=== Objective ===
Write the data out again exactly, dropping any images it holds.

Extracts from a graphics dataset
--------------------

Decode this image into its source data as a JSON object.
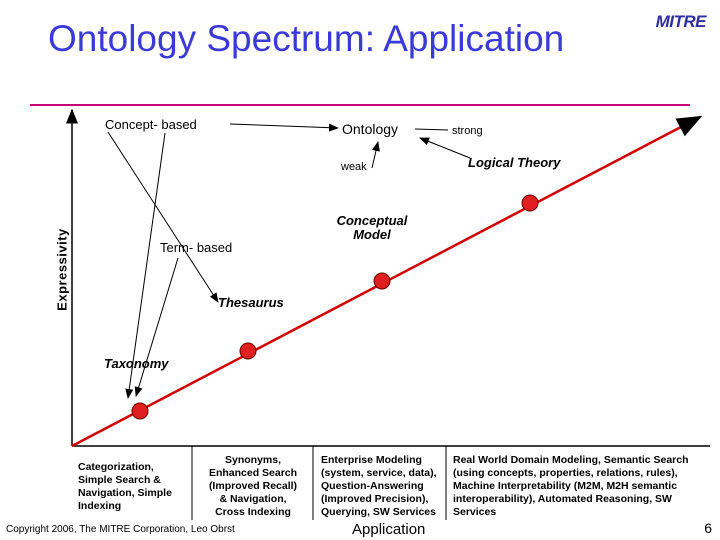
{
  "title": "Ontology Spectrum: Application",
  "logo": "MITRE",
  "y_axis_label": "Expressivity",
  "labels": {
    "concept_based": "Concept- based",
    "ontology": "Ontology",
    "strong": "strong",
    "weak": "weak",
    "logical_theory": "Logical Theory",
    "term_based": "Term- based",
    "conceptual_model": "Conceptual Model",
    "thesaurus": "Thesaurus",
    "taxonomy": "Taxonomy"
  },
  "applications": {
    "col1": "Categorization,\nSimple Search &\nNavigation, Simple\nIndexing",
    "col2": "Synonyms,\nEnhanced Search\n(Improved Recall)\n& Navigation,\nCross Indexing",
    "col3": "Enterprise Modeling\n(system, service, data),\nQuestion-Answering\n(Improved Precision),\nQuerying, SW Services",
    "col4": "Real World Domain Modeling, Semantic Search\n(using concepts, properties, relations, rules),\nMachine Interpretability (M2M, M2H semantic\ninteroperability), Automated Reasoning, SW\nServices"
  },
  "x_axis_label": "Application",
  "footer": "Copyright 2006, The MITRE Corporation, Leo Obrst",
  "page_number": "6",
  "colors": {
    "title": "#3a3ad8",
    "rule": "#c8007a",
    "marker": "#e02020",
    "logo": "#2e2ea0"
  }
}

--------------------

=== Finished task ===
Decode this image into its source data as a JSON object.
{
  "title": "Ontology Spectrum: Application",
  "logo": "MITRE",
  "y_axis_label": "Expressivity",
  "labels": {
    "concept_based": "Concept- based",
    "ontology": "Ontology",
    "strong": "strong",
    "weak": "weak",
    "logical_theory": "Logical Theory",
    "term_based": "Term- based",
    "conceptual_model": "Conceptual Model",
    "thesaurus": "Thesaurus",
    "taxonomy": "Taxonomy"
  },
  "applications": {
    "col1": "Categorization,\nSimple Search &\nNavigation, Simple\nIndexing",
    "col2": "Synonyms,\nEnhanced Search\n(Improved Recall)\n& Navigation,\nCross Indexing",
    "col3": "Enterprise Modeling\n(system, service, data),\nQuestion-Answering\n(Improved Precision),\nQuerying, SW Services",
    "col4": "Real World Domain Modeling, Semantic Search\n(using concepts, properties, relations, rules),\nMachine Interpretability (M2M, M2H semantic\ninteroperability), Automated Reasoning, SW\nServices"
  },
  "x_axis_label": "Application",
  "footer": "Copyright 2006, The MITRE Corporation, Leo Obrst",
  "page_number": "6",
  "colors": {
    "title": "#3a3ad8",
    "rule": "#c8007a",
    "marker": "#e02020",
    "logo": "#2e2ea0"
  }
}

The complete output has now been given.